-- TASK REQUIREMENTS --
Extract every line of the material that holds the string "Reef".

───── RECORD EXTRACTS

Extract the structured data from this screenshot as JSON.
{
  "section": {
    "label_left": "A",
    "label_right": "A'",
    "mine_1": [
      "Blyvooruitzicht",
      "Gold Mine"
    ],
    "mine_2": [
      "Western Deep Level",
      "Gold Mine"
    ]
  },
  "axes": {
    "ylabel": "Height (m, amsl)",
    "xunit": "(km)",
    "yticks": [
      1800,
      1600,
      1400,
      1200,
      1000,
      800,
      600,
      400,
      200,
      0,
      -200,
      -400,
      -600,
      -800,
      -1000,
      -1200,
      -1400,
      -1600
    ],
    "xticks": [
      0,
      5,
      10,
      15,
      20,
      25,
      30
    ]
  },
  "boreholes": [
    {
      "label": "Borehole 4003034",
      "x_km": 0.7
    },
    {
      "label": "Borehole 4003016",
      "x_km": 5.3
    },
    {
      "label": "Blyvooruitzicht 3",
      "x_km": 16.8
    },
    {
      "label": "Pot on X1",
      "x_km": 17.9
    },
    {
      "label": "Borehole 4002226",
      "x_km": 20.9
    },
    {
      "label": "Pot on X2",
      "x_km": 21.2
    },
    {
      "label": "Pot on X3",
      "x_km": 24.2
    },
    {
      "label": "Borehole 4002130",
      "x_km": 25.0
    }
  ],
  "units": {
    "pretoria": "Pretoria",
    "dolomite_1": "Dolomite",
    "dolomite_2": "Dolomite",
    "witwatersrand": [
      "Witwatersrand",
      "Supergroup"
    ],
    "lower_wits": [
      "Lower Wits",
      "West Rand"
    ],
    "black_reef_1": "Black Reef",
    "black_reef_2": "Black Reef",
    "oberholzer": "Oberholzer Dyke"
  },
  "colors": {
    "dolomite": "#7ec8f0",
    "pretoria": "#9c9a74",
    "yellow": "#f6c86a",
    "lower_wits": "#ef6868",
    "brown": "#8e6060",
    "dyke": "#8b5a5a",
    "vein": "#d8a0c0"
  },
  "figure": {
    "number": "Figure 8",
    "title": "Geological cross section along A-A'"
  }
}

──────────

-- WORKED ANSWER --
    "black_reef_1": "Black Reef",
    "black_reef_2": "Black Reef",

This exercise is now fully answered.